Material provided.
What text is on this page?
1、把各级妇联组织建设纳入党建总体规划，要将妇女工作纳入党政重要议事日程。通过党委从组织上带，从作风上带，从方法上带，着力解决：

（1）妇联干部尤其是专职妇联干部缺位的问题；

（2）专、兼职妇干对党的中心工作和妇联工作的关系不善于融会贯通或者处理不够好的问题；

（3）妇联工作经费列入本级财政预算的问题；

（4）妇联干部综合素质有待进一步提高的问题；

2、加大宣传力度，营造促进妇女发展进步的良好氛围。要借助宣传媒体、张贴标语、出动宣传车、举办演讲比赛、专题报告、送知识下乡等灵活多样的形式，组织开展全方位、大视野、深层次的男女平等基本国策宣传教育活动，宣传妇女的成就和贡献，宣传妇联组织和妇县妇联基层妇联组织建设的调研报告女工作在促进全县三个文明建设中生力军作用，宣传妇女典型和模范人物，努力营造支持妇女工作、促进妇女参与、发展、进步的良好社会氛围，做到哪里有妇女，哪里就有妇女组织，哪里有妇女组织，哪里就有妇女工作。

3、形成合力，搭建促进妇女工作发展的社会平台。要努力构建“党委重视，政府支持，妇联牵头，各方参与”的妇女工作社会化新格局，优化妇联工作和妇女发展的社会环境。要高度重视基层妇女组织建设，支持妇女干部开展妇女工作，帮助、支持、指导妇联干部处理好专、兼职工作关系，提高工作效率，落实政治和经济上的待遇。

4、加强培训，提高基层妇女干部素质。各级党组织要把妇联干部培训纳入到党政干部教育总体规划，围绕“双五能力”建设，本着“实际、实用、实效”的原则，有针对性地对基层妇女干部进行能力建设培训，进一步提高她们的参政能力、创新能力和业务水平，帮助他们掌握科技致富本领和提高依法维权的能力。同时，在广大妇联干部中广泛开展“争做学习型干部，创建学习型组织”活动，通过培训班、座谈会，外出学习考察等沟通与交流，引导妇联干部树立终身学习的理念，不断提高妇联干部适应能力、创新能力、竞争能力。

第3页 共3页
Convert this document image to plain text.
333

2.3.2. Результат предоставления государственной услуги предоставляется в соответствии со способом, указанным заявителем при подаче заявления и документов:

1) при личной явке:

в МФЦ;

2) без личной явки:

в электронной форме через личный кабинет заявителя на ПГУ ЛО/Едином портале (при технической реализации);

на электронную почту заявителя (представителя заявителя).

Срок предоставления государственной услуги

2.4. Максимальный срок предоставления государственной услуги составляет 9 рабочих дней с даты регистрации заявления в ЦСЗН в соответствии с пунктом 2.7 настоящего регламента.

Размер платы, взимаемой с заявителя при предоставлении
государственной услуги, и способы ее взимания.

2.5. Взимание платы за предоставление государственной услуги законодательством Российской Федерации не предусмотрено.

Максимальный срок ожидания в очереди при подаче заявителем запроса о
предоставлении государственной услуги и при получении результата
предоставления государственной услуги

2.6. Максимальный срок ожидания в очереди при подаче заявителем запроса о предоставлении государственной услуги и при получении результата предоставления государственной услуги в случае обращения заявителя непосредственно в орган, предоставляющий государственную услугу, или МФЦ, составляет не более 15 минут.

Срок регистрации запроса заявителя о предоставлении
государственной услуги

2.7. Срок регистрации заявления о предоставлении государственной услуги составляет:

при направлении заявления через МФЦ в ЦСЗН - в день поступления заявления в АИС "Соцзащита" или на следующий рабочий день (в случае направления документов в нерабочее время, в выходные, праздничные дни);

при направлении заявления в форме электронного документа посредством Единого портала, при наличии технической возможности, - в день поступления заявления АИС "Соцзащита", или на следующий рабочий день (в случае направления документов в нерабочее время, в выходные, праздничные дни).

Work to complete.
In the entries above, identify every line with the string "результата".

Result below.
предоставлении государственной услуги и при получении результата
2.6. Максимальный срок ожидания в очереди при подаче заявителем запроса о предоставлении государственной услуги и при получении результата предоставления государственной услуги в случае обращения заявителя непосредственно в орган, предоставляющий государственную услугу, или МФЦ, составляет не более 15 минут.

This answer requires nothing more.